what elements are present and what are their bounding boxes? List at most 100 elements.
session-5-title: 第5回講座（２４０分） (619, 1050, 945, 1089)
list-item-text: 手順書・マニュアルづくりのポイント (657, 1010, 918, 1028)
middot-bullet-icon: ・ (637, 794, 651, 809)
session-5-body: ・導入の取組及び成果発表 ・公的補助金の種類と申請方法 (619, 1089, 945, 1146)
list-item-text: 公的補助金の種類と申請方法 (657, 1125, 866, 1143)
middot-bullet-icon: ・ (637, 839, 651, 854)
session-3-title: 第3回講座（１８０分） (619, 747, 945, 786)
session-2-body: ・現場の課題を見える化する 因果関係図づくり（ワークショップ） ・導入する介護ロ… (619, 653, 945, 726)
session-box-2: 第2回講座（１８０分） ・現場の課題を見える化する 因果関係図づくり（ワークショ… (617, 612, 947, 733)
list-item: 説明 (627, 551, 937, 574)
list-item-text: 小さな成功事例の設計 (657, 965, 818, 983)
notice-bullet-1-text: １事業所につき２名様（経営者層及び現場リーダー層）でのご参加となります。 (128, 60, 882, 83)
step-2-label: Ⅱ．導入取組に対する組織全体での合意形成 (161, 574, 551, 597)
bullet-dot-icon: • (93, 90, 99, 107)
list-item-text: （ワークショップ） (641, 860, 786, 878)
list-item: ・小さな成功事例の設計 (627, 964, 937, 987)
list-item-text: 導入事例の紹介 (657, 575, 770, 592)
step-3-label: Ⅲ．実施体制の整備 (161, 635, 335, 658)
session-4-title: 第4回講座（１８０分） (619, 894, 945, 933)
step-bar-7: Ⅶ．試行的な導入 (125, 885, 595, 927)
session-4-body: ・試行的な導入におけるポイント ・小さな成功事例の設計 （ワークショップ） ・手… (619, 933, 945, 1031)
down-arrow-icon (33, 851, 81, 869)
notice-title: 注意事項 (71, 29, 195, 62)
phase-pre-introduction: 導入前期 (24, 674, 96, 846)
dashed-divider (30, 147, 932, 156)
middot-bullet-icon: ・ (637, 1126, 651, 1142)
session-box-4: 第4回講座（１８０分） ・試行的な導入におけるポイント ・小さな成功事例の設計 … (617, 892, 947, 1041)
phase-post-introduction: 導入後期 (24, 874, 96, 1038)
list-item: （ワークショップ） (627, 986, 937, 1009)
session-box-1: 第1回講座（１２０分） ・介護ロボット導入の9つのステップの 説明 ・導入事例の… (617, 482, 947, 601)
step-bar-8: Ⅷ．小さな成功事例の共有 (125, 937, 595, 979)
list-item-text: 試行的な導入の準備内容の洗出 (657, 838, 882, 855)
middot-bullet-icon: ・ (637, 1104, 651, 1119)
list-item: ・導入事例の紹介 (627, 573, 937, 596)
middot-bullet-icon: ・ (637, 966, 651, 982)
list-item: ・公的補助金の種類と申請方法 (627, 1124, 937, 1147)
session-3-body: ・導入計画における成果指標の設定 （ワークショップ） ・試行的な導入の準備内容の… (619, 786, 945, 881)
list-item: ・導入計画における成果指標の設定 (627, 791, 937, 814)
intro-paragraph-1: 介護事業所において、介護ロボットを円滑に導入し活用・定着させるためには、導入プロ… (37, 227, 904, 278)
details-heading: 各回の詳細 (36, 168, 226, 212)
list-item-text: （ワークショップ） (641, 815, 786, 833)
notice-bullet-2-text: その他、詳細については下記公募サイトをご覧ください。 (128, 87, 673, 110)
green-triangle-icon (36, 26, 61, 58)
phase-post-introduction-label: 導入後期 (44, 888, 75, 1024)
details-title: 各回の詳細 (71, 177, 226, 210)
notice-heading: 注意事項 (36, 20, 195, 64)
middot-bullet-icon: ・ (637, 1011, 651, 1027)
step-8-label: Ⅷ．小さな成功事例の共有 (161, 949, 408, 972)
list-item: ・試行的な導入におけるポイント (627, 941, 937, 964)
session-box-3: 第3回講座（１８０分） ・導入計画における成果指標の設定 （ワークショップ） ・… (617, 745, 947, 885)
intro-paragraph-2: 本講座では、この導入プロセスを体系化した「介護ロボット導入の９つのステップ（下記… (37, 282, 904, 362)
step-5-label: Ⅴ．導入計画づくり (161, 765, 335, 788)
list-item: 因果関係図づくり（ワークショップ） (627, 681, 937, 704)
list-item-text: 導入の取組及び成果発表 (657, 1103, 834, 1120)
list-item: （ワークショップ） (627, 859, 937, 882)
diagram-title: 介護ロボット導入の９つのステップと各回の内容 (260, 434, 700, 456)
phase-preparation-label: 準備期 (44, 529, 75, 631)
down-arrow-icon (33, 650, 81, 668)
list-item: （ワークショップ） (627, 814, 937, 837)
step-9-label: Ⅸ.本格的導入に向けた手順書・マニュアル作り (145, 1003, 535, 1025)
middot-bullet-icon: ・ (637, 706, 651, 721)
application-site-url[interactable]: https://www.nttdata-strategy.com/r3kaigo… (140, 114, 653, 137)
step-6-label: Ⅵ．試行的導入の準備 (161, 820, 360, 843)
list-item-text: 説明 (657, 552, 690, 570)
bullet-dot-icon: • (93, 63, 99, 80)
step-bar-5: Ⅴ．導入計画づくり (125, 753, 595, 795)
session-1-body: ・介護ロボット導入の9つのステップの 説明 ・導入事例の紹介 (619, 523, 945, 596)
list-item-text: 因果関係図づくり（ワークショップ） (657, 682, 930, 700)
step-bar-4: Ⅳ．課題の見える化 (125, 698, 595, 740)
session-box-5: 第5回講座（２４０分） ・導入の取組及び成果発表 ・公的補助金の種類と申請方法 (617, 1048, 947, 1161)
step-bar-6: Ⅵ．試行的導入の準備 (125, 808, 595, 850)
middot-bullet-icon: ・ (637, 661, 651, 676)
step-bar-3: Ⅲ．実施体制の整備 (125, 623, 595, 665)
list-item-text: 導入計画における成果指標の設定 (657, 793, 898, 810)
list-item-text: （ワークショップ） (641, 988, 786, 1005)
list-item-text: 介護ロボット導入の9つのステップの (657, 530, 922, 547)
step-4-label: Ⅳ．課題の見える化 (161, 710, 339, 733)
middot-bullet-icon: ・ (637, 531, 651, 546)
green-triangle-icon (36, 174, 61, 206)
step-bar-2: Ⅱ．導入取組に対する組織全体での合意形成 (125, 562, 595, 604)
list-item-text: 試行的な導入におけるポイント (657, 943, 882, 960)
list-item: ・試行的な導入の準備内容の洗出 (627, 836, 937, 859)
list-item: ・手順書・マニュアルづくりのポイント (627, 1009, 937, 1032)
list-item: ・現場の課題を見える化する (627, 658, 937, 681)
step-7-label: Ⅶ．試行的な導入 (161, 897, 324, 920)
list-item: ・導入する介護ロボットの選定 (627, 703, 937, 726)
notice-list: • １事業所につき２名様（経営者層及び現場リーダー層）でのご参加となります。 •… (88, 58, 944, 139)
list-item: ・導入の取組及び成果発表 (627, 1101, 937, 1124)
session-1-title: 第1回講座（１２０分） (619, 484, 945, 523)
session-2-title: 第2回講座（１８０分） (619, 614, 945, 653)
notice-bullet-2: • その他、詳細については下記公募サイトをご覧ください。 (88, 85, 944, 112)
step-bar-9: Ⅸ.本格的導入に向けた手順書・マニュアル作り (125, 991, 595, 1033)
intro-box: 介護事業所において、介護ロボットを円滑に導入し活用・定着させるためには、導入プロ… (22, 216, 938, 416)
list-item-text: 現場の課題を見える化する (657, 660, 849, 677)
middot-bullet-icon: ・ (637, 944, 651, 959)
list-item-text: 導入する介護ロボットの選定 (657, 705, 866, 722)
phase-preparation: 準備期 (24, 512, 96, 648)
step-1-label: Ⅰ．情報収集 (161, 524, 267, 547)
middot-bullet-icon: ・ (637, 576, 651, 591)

---*---

▸ **TASK INSTRUCTIONS**
Print the data from its first line through the line that contains "session-2-body: ・現場の課題を見える化する 因果関係図づくり（ワークショップ）", including both, reproducing each line unchanged.

▸ **FULL SOLUTION**
what elements are present and what are their bounding boxes? List at most 100 elements.
session-5-title: 第5回講座（２４０分） (619, 1050, 945, 1089)
list-item-text: 手順書・マニュアルづくりのポイント (657, 1010, 918, 1028)
middot-bullet-icon: ・ (637, 794, 651, 809)
session-5-body: ・導入の取組及び成果発表 ・公的補助金の種類と申請方法 (619, 1089, 945, 1146)
list-item-text: 公的補助金の種類と申請方法 (657, 1125, 866, 1143)
middot-bullet-icon: ・ (637, 839, 651, 854)
session-3-title: 第3回講座（１８０分） (619, 747, 945, 786)
session-2-body: ・現場の課題を見える化する 因果関係図づくり（ワークショップ） ・導入する介護ロ… (619, 653, 945, 726)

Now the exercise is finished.